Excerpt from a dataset
-*-

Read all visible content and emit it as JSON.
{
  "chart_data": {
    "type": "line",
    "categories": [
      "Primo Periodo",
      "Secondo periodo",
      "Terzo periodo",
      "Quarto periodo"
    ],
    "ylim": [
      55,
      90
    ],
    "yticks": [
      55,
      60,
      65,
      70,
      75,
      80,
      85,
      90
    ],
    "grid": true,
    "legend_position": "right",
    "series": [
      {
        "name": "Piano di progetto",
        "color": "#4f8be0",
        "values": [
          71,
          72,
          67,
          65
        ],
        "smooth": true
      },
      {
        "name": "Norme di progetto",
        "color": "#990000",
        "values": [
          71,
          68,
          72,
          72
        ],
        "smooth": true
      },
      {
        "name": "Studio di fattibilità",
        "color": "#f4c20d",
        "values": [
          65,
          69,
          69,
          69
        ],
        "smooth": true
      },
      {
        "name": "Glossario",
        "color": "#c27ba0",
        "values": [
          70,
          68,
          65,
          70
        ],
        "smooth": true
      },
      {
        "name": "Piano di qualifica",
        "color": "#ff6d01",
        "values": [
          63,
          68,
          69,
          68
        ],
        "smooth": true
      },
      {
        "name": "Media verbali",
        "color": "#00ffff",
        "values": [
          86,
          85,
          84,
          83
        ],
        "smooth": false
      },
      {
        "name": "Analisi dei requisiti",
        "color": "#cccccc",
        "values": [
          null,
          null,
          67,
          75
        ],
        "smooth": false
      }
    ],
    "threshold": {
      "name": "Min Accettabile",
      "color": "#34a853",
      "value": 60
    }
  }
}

-*-

## SET EXERCISE
Find every line that has "Piano" in it, then return those lines.

## REPLY TO THE TASK
        "name": "Piano di progetto",
        "name": "Piano di qualifica",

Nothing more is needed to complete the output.